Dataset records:

┄┄┄┄┄┄┄┄┄┄

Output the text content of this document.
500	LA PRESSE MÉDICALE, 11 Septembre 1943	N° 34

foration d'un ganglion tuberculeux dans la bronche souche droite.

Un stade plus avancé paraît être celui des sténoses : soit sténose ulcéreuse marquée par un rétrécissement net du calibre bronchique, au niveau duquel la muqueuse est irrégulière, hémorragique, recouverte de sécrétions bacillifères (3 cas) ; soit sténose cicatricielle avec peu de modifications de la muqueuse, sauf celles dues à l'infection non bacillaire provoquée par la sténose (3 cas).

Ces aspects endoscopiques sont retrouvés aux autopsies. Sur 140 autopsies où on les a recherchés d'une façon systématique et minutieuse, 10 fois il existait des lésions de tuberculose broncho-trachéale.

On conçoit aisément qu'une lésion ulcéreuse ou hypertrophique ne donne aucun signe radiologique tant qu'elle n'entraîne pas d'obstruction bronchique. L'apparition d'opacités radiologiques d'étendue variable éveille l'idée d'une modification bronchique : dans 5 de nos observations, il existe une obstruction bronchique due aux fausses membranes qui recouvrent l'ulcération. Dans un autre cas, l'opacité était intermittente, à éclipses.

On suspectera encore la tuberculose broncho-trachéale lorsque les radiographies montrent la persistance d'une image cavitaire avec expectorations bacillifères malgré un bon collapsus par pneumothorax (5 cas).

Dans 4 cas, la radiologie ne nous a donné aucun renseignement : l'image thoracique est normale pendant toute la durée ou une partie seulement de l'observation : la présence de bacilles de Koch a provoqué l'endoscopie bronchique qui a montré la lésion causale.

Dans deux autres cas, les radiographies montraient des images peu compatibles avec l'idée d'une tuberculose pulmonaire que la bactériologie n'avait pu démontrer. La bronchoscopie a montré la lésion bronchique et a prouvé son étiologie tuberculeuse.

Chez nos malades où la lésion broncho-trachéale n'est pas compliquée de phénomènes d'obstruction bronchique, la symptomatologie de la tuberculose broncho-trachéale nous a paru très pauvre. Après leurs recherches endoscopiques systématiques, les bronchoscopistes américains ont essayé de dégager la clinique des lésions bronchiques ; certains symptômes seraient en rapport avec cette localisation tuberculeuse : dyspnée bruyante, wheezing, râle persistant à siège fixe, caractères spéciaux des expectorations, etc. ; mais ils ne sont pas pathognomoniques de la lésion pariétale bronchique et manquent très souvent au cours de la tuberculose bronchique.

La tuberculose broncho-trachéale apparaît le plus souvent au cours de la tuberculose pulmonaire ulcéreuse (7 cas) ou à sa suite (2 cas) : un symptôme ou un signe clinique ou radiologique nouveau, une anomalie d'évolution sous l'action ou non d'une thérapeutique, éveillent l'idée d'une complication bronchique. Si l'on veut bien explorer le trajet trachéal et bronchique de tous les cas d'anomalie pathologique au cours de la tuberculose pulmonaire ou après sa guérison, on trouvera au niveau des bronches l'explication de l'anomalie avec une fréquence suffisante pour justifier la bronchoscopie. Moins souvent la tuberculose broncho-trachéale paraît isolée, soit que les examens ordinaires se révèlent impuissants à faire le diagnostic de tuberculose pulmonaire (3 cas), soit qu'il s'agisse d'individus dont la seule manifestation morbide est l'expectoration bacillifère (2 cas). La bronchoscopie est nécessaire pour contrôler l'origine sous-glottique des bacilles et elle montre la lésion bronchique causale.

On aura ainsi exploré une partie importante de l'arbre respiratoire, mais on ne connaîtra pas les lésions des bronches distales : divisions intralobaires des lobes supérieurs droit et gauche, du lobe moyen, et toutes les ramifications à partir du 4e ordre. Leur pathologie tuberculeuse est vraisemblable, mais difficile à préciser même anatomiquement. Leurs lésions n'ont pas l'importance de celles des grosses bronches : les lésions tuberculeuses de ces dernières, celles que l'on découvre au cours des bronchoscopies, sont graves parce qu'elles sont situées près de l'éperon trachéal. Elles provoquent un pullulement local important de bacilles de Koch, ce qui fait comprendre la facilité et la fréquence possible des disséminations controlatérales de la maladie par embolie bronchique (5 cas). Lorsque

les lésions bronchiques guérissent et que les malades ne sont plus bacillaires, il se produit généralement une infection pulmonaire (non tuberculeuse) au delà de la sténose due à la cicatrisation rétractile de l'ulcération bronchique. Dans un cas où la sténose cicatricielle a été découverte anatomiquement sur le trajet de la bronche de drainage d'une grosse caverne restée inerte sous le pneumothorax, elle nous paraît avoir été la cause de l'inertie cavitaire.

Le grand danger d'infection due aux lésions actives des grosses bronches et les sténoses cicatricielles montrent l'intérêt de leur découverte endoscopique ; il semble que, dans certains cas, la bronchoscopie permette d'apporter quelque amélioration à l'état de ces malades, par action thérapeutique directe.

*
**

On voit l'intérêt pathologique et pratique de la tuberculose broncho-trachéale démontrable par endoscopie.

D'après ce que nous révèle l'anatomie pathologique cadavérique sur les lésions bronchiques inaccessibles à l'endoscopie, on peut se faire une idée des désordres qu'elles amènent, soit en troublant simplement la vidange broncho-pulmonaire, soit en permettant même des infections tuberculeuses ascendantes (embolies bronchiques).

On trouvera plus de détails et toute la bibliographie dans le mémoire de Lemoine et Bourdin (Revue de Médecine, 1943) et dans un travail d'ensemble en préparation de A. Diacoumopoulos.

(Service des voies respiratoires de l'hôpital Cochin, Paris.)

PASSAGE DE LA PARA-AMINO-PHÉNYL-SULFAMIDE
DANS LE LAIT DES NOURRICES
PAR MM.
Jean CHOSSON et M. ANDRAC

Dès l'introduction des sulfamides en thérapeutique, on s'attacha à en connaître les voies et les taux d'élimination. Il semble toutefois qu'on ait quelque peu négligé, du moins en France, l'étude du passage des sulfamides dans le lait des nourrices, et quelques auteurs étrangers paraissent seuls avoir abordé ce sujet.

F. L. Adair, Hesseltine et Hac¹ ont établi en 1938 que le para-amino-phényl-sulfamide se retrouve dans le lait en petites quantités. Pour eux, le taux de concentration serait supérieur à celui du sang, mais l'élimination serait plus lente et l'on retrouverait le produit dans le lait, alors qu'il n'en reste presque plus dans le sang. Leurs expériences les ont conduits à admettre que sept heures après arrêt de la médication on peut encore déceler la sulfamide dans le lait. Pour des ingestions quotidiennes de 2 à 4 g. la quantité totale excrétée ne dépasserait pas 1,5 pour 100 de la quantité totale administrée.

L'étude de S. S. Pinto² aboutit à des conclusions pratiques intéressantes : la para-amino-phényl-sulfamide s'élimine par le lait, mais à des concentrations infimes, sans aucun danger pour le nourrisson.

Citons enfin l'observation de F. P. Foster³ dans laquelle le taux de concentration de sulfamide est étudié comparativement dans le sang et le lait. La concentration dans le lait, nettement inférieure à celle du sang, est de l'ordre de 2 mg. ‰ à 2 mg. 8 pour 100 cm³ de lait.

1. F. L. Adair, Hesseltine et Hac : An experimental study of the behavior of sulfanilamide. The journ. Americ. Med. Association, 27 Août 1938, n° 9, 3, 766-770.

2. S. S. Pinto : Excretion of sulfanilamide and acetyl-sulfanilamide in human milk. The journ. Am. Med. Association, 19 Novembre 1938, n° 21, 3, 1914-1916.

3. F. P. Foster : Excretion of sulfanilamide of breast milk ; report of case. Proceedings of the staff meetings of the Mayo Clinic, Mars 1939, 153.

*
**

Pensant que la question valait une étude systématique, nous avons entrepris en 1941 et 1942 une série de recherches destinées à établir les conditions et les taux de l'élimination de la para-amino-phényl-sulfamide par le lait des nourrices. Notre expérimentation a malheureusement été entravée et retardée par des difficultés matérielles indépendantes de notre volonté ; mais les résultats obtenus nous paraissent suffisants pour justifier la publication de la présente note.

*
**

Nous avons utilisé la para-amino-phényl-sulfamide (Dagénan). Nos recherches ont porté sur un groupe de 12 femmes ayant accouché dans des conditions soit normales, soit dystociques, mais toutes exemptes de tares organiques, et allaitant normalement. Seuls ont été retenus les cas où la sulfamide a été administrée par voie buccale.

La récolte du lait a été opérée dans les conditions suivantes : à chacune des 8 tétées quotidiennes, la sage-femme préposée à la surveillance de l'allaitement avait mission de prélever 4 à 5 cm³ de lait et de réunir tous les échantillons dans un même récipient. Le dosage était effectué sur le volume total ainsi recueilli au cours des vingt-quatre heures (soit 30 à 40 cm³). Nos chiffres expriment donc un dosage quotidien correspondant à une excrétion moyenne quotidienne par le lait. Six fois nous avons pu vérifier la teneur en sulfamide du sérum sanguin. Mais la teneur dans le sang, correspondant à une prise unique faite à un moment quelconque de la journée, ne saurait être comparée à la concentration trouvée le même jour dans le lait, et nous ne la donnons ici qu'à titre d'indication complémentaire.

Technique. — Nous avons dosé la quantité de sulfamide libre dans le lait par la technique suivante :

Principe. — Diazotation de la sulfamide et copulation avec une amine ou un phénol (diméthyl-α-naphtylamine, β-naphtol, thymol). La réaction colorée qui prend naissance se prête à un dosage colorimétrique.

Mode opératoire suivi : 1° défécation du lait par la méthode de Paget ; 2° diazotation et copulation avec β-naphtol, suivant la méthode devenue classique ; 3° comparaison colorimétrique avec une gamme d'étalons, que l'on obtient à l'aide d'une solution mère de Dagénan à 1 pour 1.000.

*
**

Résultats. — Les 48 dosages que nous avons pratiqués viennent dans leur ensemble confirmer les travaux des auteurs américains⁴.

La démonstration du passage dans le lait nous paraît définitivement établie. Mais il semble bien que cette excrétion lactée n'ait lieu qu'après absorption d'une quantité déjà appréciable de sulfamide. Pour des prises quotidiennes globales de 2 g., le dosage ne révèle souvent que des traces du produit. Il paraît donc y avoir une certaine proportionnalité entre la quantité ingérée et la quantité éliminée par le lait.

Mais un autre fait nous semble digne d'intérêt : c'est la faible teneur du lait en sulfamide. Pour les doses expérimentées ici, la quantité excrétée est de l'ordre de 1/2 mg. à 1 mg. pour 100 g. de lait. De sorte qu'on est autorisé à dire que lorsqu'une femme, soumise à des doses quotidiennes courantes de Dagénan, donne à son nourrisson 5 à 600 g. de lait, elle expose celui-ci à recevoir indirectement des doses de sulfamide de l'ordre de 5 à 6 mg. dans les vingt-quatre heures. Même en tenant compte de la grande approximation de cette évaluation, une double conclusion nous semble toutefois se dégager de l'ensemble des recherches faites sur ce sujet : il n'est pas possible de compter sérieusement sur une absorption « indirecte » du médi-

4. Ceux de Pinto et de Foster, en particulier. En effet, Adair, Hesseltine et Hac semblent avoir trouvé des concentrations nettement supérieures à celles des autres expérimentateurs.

┄┄┄┄┄┄┄┄┄┄

* **Goal of the exercise**
Go through the listing above and pull out each line containing the word "nettement".

* **In response**
Citons enfin l'observation de F. P. Foster³ dans laquelle le taux de concentration de sulfamide est étudié comparativement dans le sang et le lait. La concentration dans le lait, nettement inférieure à celle du sang, est de l'ordre de 2 mg. ‰ à 2 mg. 8 pour 100 cm³ de lait.
4. Ceux de Pinto et de Foster, en particulier. En effet, Adair, Hesseltine et Hac semblent avoir trouvé des concentrations nettement supérieures à celles des autres expérimentateurs.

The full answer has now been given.